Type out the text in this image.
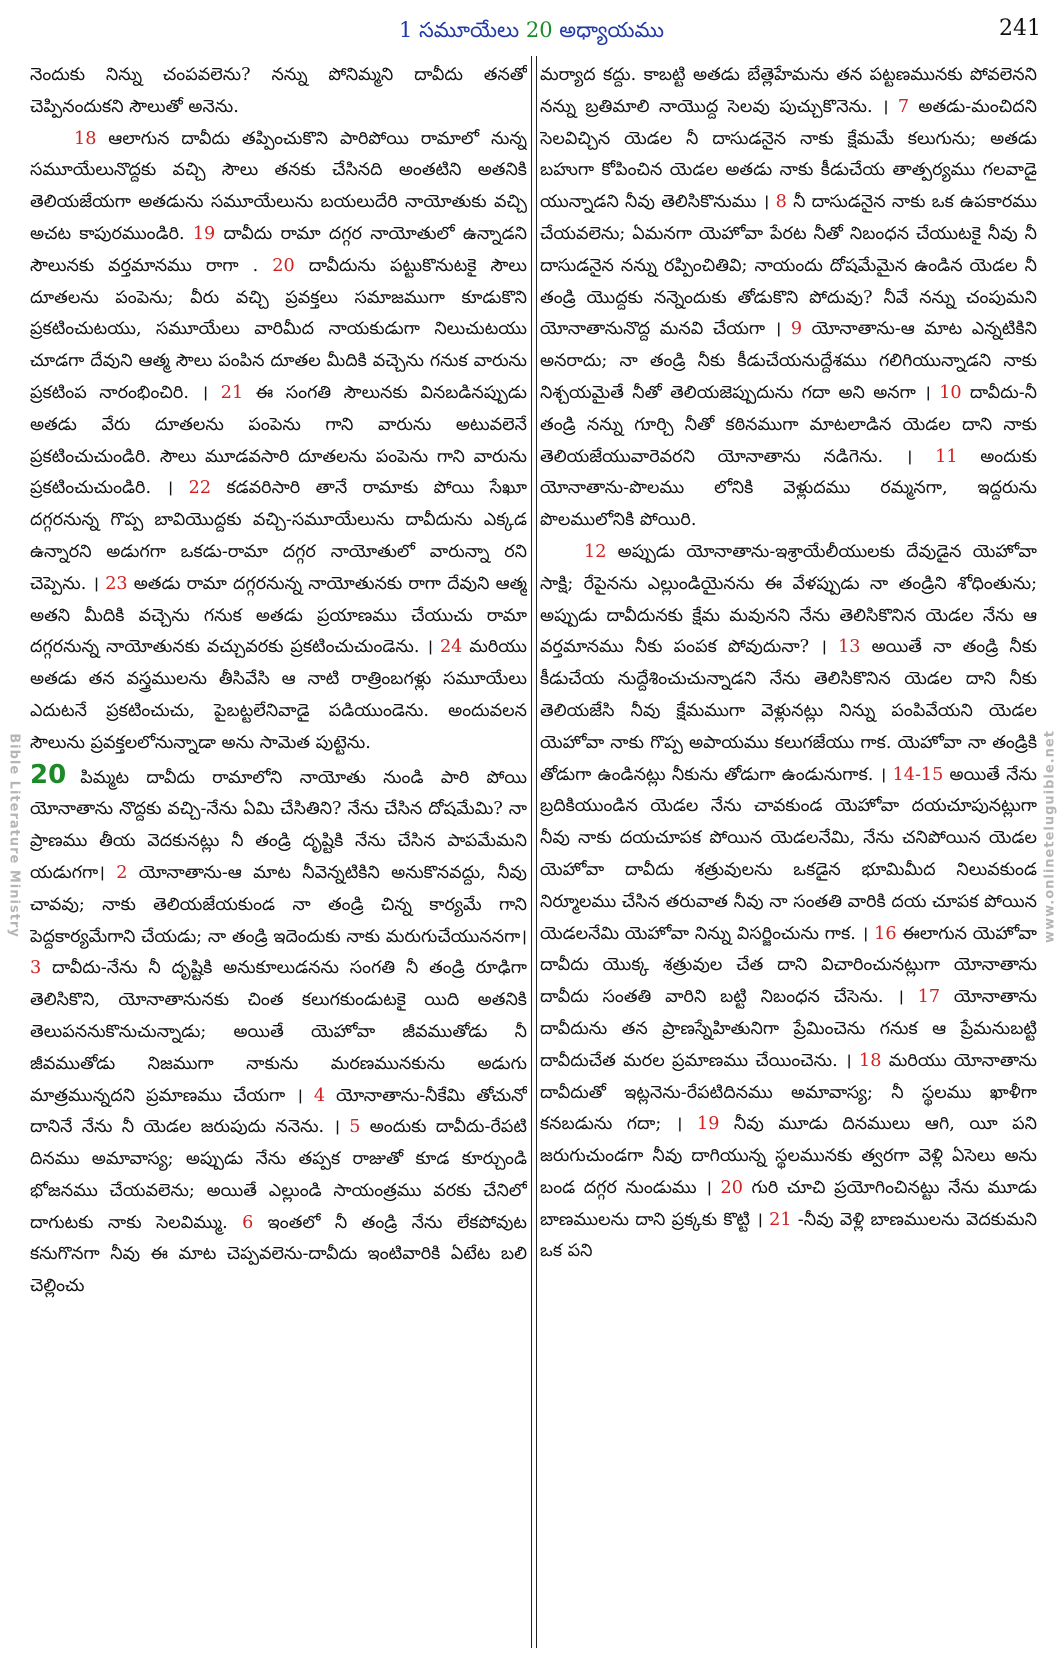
1 సమూయేలు 20 అధ్యాయము	241
Bible Literature Ministry	www.onlineteluguible.net

నెందుకు నిన్ను చంపవలెను? నన్ను పోనిమ్మని దావీదు తనతో చెప్పినందుకని సౌలుతో అనెను.

18 ఆలాగున దావీదు తప్పించుకొని పారిపోయి రామాలో నున్న సమూయేలునొద్దకు వచ్చి సౌలు తనకు చేసినది అంతటిని అతనికి తెలియజేయగా అతడును సమూయేలును బయలుదేరి నాయోతుకు వచ్చి అచట కాపురముండిరి. 19 దావీదు రామా దగ్గర నాయోతులో ఉన్నాడని సౌలునకు వర్తమానము రాగా . 20 దావీదును పట్టుకొనుటకై సౌలు దూతలను పంపెను; వీరు వచ్చి ప్రవక్తలు సమాజముగా కూడుకొని ప్రకటించుటయు, సమూయేలు వారిమీద నాయకుడుగా నిలుచుటయు చూడగా దేవుని ఆత్మ సౌలు పంపిన దూతల మీదికి వచ్చెను గనుక వారును ప్రకటింప నారంభించిరి. । 21 ఈ సంగతి సౌలునకు వినబడినప్పుడు అతడు వేరు దూతలను పంపెను గాని వారును అటువలెనే ప్రకటించుచుండిరి. సౌలు మూడవసారి దూతలను పంపెను గాని వారును ప్రకటించుచుండిరి. । 22 కడవరిసారి తానే రామాకు పోయి సేఖూ దగ్గరనున్న గొప్ప బావియొద్దకు వచ్చి-సమూయేలును దావీదును ఎక్కడ ఉన్నారని అడుగగా ఒకడు-రామా దగ్గర నాయోతులో వారున్నా రని చెప్పెను. । 23 అతడు రామా దగ్గరనున్న నాయోతునకు రాగా దేవుని ఆత్మ అతని మీదికి వచ్చెను గనుక అతడు ప్రయాణము చేయుచు రామా దగ్గరనున్న నాయోతునకు వచ్చువరకు ప్రకటించుచుండెను. । 24 మరియు అతడు తన వస్త్రములను తీసివేసి ఆ నాటి రాత్రింబగళ్లు సమూయేలు ఎదుటనే ప్రకటించుచు, పైబట్టలేనివాడై పడియుండెను. అందువలన సౌలును ప్రవక్తలలోనున్నాడా అను సామెత పుట్టెను.

20 పిమ్మట దావీదు రామాలోని నాయోతు నుండి పారి పోయి యోనాతాను నొద్దకు వచ్చి-నేను ఏమి చేసితిని? నేను చేసిన దోషమేమి? నా ప్రాణము తీయ వెదకునట్లు నీ తండ్రి దృష్టికి నేను చేసిన పాపమేమని యడుగగా। 2 యోనాతాను-ఆ మాట నీవెన్నటికిని అనుకొనవద్దు, నీవు చావవు; నాకు తెలియజేయకుండ నా తండ్రి చిన్న కార్యమే గాని పెద్దకార్యమేగాని చేయడు; నా తండ్రి ఇదెందుకు నాకు మరుగుచేయుననగా। 3 దావీదు-నేను నీ దృష్టికి అనుకూలుడనను సంగతి నీ తండ్రి రూఢిగా తెలిసికొని, యోనాతానునకు చింత కలుగకుండుటకై యిది అతనికి తెలుపననుకొనుచున్నాడు; అయితే యెహోవా జీవముతోడు నీ జీవముతోడు నిజముగా నాకును మరణమునకును అడుగు మాత్రమున్నదని ప్రమాణము చేయగా । 4 యోనాతాను-నీకేమి తోచునో దానినే నేను నీ యెడల జరుపుదు ననెను. । 5 అందుకు దావీదు-రేపటి దినము అమావాస్య; అప్పుడు నేను తప్పక రాజుతో కూడ కూర్చుండి భోజనము చేయవలెను; అయితే ఎల్లుండి సాయంత్రము వరకు చేనిలో దాగుటకు నాకు సెలవిమ్ము. 6 ఇంతలో నీ తండ్రి నేను లేకపోవుట కనుగొనగా నీవు ఈ మాట చెప్పవలెను-దావీదు ఇంటివారికి ఏటేట బలి చెల్లించు

మర్యాద కద్దు. కాబట్టి అతడు బేత్లెహేమను తన పట్టణమునకు పోవలెనని నన్ను బ్రతిమాలి నాయొద్ద సెలవు పుచ్చుకొనెను. । 7 అతడు-మంచిదని సెలవిచ్చిన యెడల నీ దాసుడనైన నాకు క్షేమమే కలుగును; అతడు బహుగా కోపించిన యెడల అతడు నాకు కీడుచేయ తాత్పర్యము గలవాడై యున్నాడని నీవు తెలిసికొనుము । 8 నీ దాసుడనైన నాకు ఒక ఉపకారము చేయవలెను; ఏమనగా యెహోవా పేరట నీతో నిబంధన చేయుటకై నీవు నీ దాసుడనైన నన్ను రప్పించితివి; నాయందు దోషమేమైన ఉండిన యెడల నీ తండ్రి యొద్దకు నన్నెందుకు తోడుకొని పోదువు? నీవే నన్ను చంపుమని యోనాతానునొద్ద మనవి చేయగా । 9 యోనాతాను-ఆ మాట ఎన్నటికిని అనరాదు; నా తండ్రి నీకు కీడుచేయనుద్దేశము గలిగియున్నాడని నాకు నిశ్చయమైతే నీతో తెలియజెప్పుదును గదా అని అనగా । 10 దావీదు-నీ తండ్రి నన్ను గూర్చి నీతో కఠినముగా మాటలాడిన యెడల దాని నాకు తెలియజేయువారెవరని యోనాతాను నడిగెను. । 11 అందుకు యోనాతాను-పొలము లోనికి వెళ్లుదము రమ్మనగా, ఇద్దరును పొలములోనికి పోయిరి.

12 అప్పుడు యోనాతాను-ఇశ్రాయేలీయులకు దేవుడైన యెహోవా సాక్షి; రేపైనను ఎల్లుండియైనను ఈ వేళప్పుడు నా తండ్రిని శోధింతును; అప్పుడు దావీదునకు క్షేమ మవునని నేను తెలిసికొనిన యెడల నేను ఆ వర్తమానము నీకు పంపక పోవుదునా? । 13 అయితే నా తండ్రి నీకు కీడుచేయ నుద్దేశించుచున్నాడని నేను తెలిసికొనిన యెడల దాని నీకు తెలియజేసి నీవు క్షేమముగా వెళ్లునట్లు నిన్ను పంపివేయని యెడల యెహోవా నాకు గొప్ప అపాయము కలుగజేయు గాక. యెహోవా నా తండ్రికి తోడుగా ఉండినట్లు నీకును తోడుగా ఉండునుగాక. । 14-15 అయితే నేను బ్రదికియుండిన యెడల నేను చావకుండ యెహోవా దయచూపునట్లుగా నీవు నాకు దయచూపక పోయిన యెడలనేమి, నేను చనిపోయిన యెడల యెహోవా దావీదు శత్రువులను ఒకడైన భూమిమీద నిలువకుండ నిర్మూలము చేసిన తరువాత నీవు నా సంతతి వారికి దయ చూపక పోయిన యెడలనేమి యెహోవా నిన్ను విసర్జించును గాక. । 16 ఈలాగున యెహోవా దావీదు యొక్క శత్రువుల చేత దాని విచారించునట్లుగా యోనాతాను దావీదు సంతతి వారిని బట్టి నిబంధన చేసెను. । 17 యోనాతాను దావీదును తన ప్రాణస్నేహితునిగా ప్రేమించెను గనుక ఆ ప్రేమనుబట్టి దావీదుచేత మరల ప్రమాణము చేయించెను. । 18 మరియు యోనాతాను దావీదుతో ఇట్లనెను-రేపటిదినము అమావాస్య; నీ స్థలము ఖాళీగా కనబడును గదా; । 19 నీవు మూడు దినములు ఆగి, యీ పని జరుగుచుండగా నీవు దాగియున్న స్థలమునకు త్వరగా వెళ్లి ఏసెలు అను బండ దగ్గర నుండుము । 20 గురి చూచి ప్రయోగించినట్టు నేను మూడు బాణములను దాని ప్రక్కకు కొట్టి । 21 -నీవు వెళ్లి బాణములను వెదకుమని ఒక పని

◇ ◇ ◇ ◇ ◇ ◇ ◇

### Do this
Any pictures should be dropped; transcribe the rest of the records above exactly.

### Solution to this task
Type out the text in this image.
1 సమూయేలు 20 అధ్యాయము	241
Bible Literature Ministry	www.onlineteluguible.net

నెందుకు నిన్ను చంపవలెను? నన్ను పోనిమ్మని దావీదు తనతో చెప్పినందుకని సౌలుతో అనెను.

18 ఆలాగున దావీదు తప్పించుకొని పారిపోయి రామాలో నున్న సమూయేలునొద్దకు వచ్చి సౌలు తనకు చేసినది అంతటిని అతనికి తెలియజేయగా అతడును సమూయేలును బయలుదేరి నాయోతుకు వచ్చి అచట కాపురముండిరి. 19 దావీదు రామా దగ్గర నాయోతులో ఉన్నాడని సౌలునకు వర్తమానము రాగా . 20 దావీదును పట్టుకొనుటకై సౌలు దూతలను పంపెను; వీరు వచ్చి ప్రవక్తలు సమాజముగా కూడుకొని ప్రకటించుటయు, సమూయేలు వారిమీద నాయకుడుగా నిలుచుటయు చూడగా దేవుని ఆత్మ సౌలు పంపిన దూతల మీదికి వచ్చెను గనుక వారును ప్రకటింప నారంభించిరి. । 21 ఈ సంగతి సౌలునకు వినబడినప్పుడు అతడు వేరు దూతలను పంపెను గాని వారును అటువలెనే ప్రకటించుచుండిరి. సౌలు మూడవసారి దూతలను పంపెను గాని వారును ప్రకటించుచుండిరి. । 22 కడవరిసారి తానే రామాకు పోయి సేఖూ దగ్గరనున్న గొప్ప బావియొద్దకు వచ్చి-సమూయేలును దావీదును ఎక్కడ ఉన్నారని అడుగగా ఒకడు-రామా దగ్గర నాయోతులో వారున్నా రని చెప్పెను. । 23 అతడు రామా దగ్గరనున్న నాయోతునకు రాగా దేవుని ఆత్మ అతని మీదికి వచ్చెను గనుక అతడు ప్రయాణము చేయుచు రామా దగ్గరనున్న నాయోతునకు వచ్చువరకు ప్రకటించుచుండెను. । 24 మరియు అతడు తన వస్త్రములను తీసివేసి ఆ నాటి రాత్రింబగళ్లు సమూయేలు ఎదుటనే ప్రకటించుచు, పైబట్టలేనివాడై పడియుండెను. అందువలన సౌలును ప్రవక్తలలోనున్నాడా అను సామెత పుట్టెను.

20 పిమ్మట దావీదు రామాలోని నాయోతు నుండి పారి పోయి యోనాతాను నొద్దకు వచ్చి-నేను ఏమి చేసితిని? నేను చేసిన దోషమేమి? నా ప్రాణము తీయ వెదకునట్లు నీ తండ్రి దృష్టికి నేను చేసిన పాపమేమని యడుగగా। 2 యోనాతాను-ఆ మాట నీవెన్నటికిని అనుకొనవద్దు, నీవు చావవు; నాకు తెలియజేయకుండ నా తండ్రి చిన్న కార్యమే గాని పెద్దకార్యమేగాని చేయడు; నా తండ్రి ఇదెందుకు నాకు మరుగుచేయుననగా। 3 దావీదు-నేను నీ దృష్టికి అనుకూలుడనను సంగతి నీ తండ్రి రూఢిగా తెలిసికొని, యోనాతానునకు చింత కలుగకుండుటకై యిది అతనికి తెలుపననుకొనుచున్నాడు; అయితే యెహోవా జీవముతోడు నీ జీవముతోడు నిజముగా నాకును మరణమునకును అడుగు మాత్రమున్నదని ప్రమాణము చేయగా । 4 యోనాతాను-నీకేమి తోచునో దానినే నేను నీ యెడల జరుపుదు ననెను. । 5 అందుకు దావీదు-రేపటి దినము అమావాస్య; అప్పుడు నేను తప్పక రాజుతో కూడ కూర్చుండి భోజనము చేయవలెను; అయితే ఎల్లుండి సాయంత్రము వరకు చేనిలో దాగుటకు నాకు సెలవిమ్ము. 6 ఇంతలో నీ తండ్రి నేను లేకపోవుట కనుగొనగా నీవు ఈ మాట చెప్పవలెను-దావీదు ఇంటివారికి ఏటేట బలి చెల్లించు

మర్యాద కద్దు. కాబట్టి అతడు బేత్లెహేమను తన పట్టణమునకు పోవలెనని నన్ను బ్రతిమాలి నాయొద్ద సెలవు పుచ్చుకొనెను. । 7 అతడు-మంచిదని సెలవిచ్చిన యెడల నీ దాసుడనైన నాకు క్షేమమే కలుగును; అతడు బహుగా కోపించిన యెడల అతడు నాకు కీడుచేయ తాత్పర్యము గలవాడై యున్నాడని నీవు తెలిసికొనుము । 8 నీ దాసుడనైన నాకు ఒక ఉపకారము చేయవలెను; ఏమనగా యెహోవా పేరట నీతో నిబంధన చేయుటకై నీవు నీ దాసుడనైన నన్ను రప్పించితివి; నాయందు దోషమేమైన ఉండిన యెడల నీ తండ్రి యొద్దకు నన్నెందుకు తోడుకొని పోదువు? నీవే నన్ను చంపుమని యోనాతానునొద్ద మనవి చేయగా । 9 యోనాతాను-ఆ మాట ఎన్నటికిని అనరాదు; నా తండ్రి నీకు కీడుచేయనుద్దేశము గలిగియున్నాడని నాకు నిశ్చయమైతే నీతో తెలియజెప్పుదును గదా అని అనగా । 10 దావీదు-నీ తండ్రి నన్ను గూర్చి నీతో కఠినముగా మాటలాడిన యెడల దాని నాకు తెలియజేయువారెవరని యోనాతాను నడిగెను. । 11 అందుకు యోనాతాను-పొలము లోనికి వెళ్లుదము రమ్మనగా, ఇద్దరును పొలములోనికి పోయిరి.

12 అప్పుడు యోనాతాను-ఇశ్రాయేలీయులకు దేవుడైన యెహోవా సాక్షి; రేపైనను ఎల్లుండియైనను ఈ వేళప్పుడు నా తండ్రిని శోధింతును; అప్పుడు దావీదునకు క్షేమ మవునని నేను తెలిసికొనిన యెడల నేను ఆ వర్తమానము నీకు పంపక పోవుదునా? । 13 అయితే నా తండ్రి నీకు కీడుచేయ నుద్దేశించుచున్నాడని నేను తెలిసికొనిన యెడల దాని నీకు తెలియజేసి నీవు క్షేమముగా వెళ్లునట్లు నిన్ను పంపివేయని యెడల యెహోవా నాకు గొప్ప అపాయము కలుగజేయు గాక. యెహోవా నా తండ్రికి తోడుగా ఉండినట్లు నీకును తోడుగా ఉండునుగాక. । 14-15 అయితే నేను బ్రదికియుండిన యెడల నేను చావకుండ యెహోవా దయచూపునట్లుగా నీవు నాకు దయచూపక పోయిన యెడలనేమి, నేను చనిపోయిన యెడల యెహోవా దావీదు శత్రువులను ఒకడైన భూమిమీద నిలువకుండ నిర్మూలము చేసిన తరువాత నీవు నా సంతతి వారికి దయ చూపక పోయిన యెడలనేమి యెహోవా నిన్ను విసర్జించును గాక. । 16 ఈలాగున యెహోవా దావీదు యొక్క శత్రువుల చేత దాని విచారించునట్లుగా యోనాతాను దావీదు సంతతి వారిని బట్టి నిబంధన చేసెను. । 17 యోనాతాను దావీదును తన ప్రాణస్నేహితునిగా ప్రేమించెను గనుక ఆ ప్రేమనుబట్టి దావీదుచేత మరల ప్రమాణము చేయించెను. । 18 మరియు యోనాతాను దావీదుతో ఇట్లనెను-రేపటిదినము అమావాస్య; నీ స్థలము ఖాళీగా కనబడును గదా; । 19 నీవు మూడు దినములు ఆగి, యీ పని జరుగుచుండగా నీవు దాగియున్న స్థలమునకు త్వరగా వెళ్లి ఏసెలు అను బండ దగ్గర నుండుము । 20 గురి చూచి ప్రయోగించినట్టు నేను మూడు బాణములను దాని ప్రక్కకు కొట్టి । 21 -నీవు వెళ్లి బాణములను వెదకుమని ఒక పని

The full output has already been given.